---------- Data shown ----------
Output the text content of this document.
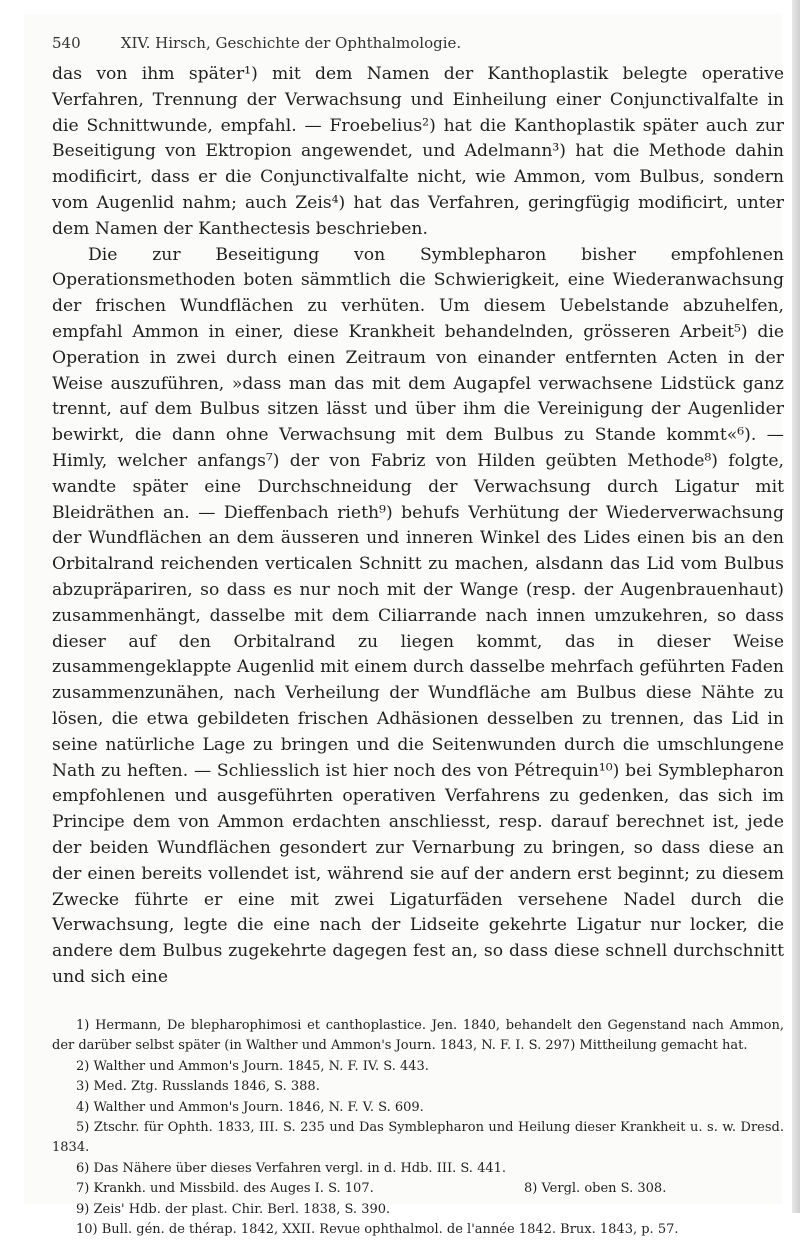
540	XIV. Hirsch, Geschichte der Ophthalmologie.

das von ihm später¹) mit dem Namen der Kanthoplastik belegte operative Verfahren, Trennung der Verwachsung und Einheilung einer Conjunctivalfalte in die Schnittwunde, empfahl. — Froebelius²) hat die Kanthoplastik später auch zur Beseitigung von Ektropion angewendet, und Adelmann³) hat die Methode dahin modificirt, dass er die Conjunctivalfalte nicht, wie Ammon, vom Bulbus, sondern vom Augenlid nahm; auch Zeis⁴) hat das Verfahren, geringfügig modificirt, unter dem Namen der Kanthectesis beschrieben.

Die zur Beseitigung von Symblepharon bisher empfohlenen Operationsmethoden boten sämmtlich die Schwierigkeit, eine Wiederanwachsung der frischen Wundflächen zu verhüten. Um diesem Uebelstande abzuhelfen, empfahl Ammon in einer, diese Krankheit behandelnden, grösseren Arbeit⁵) die Operation in zwei durch einen Zeitraum von einander entfernten Acten in der Weise auszuführen, »dass man das mit dem Augapfel verwachsene Lidstück ganz trennt, auf dem Bulbus sitzen lässt und über ihm die Vereinigung der Augenlider bewirkt, die dann ohne Verwachsung mit dem Bulbus zu Stande kommt«⁶). — Himly, welcher anfangs⁷) der von Fabriz von Hilden geübten Methode⁸) folgte, wandte später eine Durchschneidung der Verwachsung durch Ligatur mit Bleidräthen an. — Dieffenbach rieth⁹) behufs Verhütung der Wiederverwachsung der Wundflächen an dem äusseren und inneren Winkel des Lides einen bis an den Orbitalrand reichenden verticalen Schnitt zu machen, alsdann das Lid vom Bulbus abzupräpariren, so dass es nur noch mit der Wange (resp. der Augenbrauenhaut) zusammenhängt, dasselbe mit dem Ciliarrande nach innen umzukehren, so dass dieser auf den Orbitalrand zu liegen kommt, das in dieser Weise zusammengeklappte Augenlid mit einem durch dasselbe mehrfach geführten Faden zusammenzunähen, nach Verheilung der Wundfläche am Bulbus diese Nähte zu lösen, die etwa gebildeten frischen Adhäsionen desselben zu trennen, das Lid in seine natürliche Lage zu bringen und die Seitenwunden durch die umschlungene Nath zu heften. — Schliesslich ist hier noch des von Pétrequin¹⁰) bei Symblepharon empfohlenen und ausgeführten operativen Verfahrens zu gedenken, das sich im Principe dem von Ammon erdachten anschliesst, resp. darauf berechnet ist, jede der beiden Wundflächen gesondert zur Vernarbung zu bringen, so dass diese an der einen bereits vollendet ist, während sie auf der andern erst beginnt; zu diesem Zwecke führte er eine mit zwei Ligaturfäden versehene Nadel durch die Verwachsung, legte die eine nach der Lidseite gekehrte Ligatur nur locker, die andere dem Bulbus zugekehrte dagegen fest an, so dass diese schnell durchschnitt und sich eine

1) Hermann, De blepharophimosi et canthoplastice. Jen. 1840, behandelt den Gegenstand nach Ammon, der darüber selbst später (in Walther und Ammon's Journ. 1843, N. F. I. S. 297) Mittheilung gemacht hat.

2) Walther und Ammon's Journ. 1845, N. F. IV. S. 443.

3) Med. Ztg. Russlands 1846, S. 388.

4) Walther und Ammon's Journ. 1846, N. F. V. S. 609.

5) Ztschr. für Ophth. 1833, III. S. 235 und Das Symblepharon und Heilung dieser Krankheit u. s. w. Dresd. 1834.

6) Das Nähere über dieses Verfahren vergl. in d. Hdb. III. S. 441.

7) Krankh. und Missbild. des Auges I. S. 107.	8) Vergl. oben S. 308.

9) Zeis' Hdb. der plast. Chir. Berl. 1838, S. 390.

10) Bull. gén. de thérap. 1842, XXII. Revue ophthalmol. de l'année 1842. Brux. 1843, p. 57.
----------
=== Problem requirements ===
Reply with one number: the count of lines in the entries that include the word "Journ".

=== Written solution ===
3